Extracts from a graphics dataset:
------------------------------------------------------------
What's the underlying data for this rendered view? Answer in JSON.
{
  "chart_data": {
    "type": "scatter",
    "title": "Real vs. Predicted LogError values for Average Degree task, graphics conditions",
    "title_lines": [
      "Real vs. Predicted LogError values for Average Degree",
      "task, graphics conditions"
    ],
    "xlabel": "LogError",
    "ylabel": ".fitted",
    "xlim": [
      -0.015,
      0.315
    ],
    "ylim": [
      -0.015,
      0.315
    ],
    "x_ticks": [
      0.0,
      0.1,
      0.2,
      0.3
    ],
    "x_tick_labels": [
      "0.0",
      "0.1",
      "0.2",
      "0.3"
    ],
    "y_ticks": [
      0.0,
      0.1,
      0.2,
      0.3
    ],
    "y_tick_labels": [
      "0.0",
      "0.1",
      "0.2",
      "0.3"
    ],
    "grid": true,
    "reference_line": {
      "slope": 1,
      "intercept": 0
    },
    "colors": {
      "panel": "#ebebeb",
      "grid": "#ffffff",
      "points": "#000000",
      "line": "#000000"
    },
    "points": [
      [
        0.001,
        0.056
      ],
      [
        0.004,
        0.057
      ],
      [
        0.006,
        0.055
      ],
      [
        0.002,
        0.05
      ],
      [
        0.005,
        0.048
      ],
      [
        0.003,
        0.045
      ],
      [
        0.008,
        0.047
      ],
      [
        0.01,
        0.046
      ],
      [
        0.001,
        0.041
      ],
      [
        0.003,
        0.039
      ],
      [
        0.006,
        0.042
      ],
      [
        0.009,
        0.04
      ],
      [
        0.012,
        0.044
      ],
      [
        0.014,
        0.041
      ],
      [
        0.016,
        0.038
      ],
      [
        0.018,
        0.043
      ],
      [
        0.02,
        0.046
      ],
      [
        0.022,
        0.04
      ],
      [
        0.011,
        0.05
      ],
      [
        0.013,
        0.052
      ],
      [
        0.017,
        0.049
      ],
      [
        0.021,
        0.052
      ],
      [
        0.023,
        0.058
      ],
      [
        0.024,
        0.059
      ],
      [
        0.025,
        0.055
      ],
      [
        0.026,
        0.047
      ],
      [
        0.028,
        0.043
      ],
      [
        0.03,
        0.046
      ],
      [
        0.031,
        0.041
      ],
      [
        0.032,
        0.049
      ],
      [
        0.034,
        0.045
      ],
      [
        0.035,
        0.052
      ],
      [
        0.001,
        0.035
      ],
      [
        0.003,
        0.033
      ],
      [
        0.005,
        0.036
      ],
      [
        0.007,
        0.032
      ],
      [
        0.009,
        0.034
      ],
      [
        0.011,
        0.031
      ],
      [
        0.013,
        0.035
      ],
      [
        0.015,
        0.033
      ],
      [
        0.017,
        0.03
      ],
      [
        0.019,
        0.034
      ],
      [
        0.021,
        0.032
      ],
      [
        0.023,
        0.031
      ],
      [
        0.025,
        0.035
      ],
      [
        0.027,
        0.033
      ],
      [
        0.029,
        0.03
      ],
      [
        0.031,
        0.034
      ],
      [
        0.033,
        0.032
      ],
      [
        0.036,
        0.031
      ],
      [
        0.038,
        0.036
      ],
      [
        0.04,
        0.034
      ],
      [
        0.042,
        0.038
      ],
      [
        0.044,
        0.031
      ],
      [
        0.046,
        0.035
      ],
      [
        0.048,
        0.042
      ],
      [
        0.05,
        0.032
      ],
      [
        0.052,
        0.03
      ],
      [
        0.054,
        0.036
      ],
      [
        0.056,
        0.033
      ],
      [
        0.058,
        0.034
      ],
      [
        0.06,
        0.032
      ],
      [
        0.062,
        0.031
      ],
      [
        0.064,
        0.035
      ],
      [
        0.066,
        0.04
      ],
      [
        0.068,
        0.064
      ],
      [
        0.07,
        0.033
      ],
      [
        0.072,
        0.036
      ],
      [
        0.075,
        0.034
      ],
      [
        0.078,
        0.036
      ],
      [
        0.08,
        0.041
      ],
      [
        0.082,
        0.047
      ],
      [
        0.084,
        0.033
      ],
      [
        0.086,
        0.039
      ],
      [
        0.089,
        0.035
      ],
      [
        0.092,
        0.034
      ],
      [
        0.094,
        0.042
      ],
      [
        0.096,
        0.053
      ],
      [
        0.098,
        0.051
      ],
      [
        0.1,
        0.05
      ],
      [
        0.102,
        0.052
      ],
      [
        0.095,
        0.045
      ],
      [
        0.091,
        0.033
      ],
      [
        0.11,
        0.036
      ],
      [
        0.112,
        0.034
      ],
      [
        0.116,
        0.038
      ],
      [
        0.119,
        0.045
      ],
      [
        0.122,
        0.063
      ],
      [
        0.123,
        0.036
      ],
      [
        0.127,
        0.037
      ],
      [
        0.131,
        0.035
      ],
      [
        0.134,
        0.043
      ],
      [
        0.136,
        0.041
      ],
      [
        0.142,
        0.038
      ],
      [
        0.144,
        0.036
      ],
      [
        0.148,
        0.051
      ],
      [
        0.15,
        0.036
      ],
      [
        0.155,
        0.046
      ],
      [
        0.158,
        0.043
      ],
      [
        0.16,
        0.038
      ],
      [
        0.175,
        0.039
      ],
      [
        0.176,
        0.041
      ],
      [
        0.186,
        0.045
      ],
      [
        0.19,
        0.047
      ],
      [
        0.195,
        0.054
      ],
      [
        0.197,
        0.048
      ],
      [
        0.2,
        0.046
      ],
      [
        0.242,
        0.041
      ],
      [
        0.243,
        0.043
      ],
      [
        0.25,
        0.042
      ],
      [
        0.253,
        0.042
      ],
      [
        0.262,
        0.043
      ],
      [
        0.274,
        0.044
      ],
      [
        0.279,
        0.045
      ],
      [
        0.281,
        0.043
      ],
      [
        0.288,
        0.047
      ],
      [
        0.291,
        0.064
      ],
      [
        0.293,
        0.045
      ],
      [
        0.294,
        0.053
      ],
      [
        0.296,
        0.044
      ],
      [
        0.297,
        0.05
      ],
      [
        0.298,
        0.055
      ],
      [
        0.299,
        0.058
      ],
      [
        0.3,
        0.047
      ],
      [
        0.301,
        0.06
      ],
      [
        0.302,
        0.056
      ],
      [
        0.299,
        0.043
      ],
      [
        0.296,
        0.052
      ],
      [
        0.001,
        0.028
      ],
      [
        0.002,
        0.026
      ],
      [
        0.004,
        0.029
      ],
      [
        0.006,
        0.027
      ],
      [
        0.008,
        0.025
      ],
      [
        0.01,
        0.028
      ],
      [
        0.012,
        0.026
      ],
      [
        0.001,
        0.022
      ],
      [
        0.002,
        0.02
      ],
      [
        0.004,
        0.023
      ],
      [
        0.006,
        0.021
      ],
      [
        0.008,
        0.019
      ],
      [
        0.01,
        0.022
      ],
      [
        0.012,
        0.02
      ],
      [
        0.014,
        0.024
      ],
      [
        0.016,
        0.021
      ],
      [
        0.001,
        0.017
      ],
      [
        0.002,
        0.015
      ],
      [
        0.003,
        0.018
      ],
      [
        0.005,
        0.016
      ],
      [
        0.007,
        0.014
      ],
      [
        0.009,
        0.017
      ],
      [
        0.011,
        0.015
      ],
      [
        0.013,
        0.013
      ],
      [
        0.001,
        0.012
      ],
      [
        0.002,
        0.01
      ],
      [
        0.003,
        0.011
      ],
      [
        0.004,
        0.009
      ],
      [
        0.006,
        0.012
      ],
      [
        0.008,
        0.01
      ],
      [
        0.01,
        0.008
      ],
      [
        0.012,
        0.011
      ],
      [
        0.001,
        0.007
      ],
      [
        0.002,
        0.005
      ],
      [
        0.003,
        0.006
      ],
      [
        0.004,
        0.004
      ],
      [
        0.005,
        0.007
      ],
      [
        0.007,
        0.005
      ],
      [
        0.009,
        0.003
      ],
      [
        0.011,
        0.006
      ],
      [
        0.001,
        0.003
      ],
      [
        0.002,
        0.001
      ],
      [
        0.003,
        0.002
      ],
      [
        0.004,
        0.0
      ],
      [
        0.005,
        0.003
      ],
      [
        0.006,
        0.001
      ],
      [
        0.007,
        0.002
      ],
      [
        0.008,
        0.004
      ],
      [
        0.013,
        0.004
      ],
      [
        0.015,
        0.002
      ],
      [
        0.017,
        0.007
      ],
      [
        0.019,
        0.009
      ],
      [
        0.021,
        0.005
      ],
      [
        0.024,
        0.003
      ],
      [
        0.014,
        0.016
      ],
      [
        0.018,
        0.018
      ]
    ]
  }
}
------------------------------------------------------------
Requirement:
Working from the entries above, return all lines that contain "values".

The result:
    "title": "Real vs. Predicted LogError values for Average Degree task, graphics conditions",
      "Real vs. Predicted LogError values for Average Degree",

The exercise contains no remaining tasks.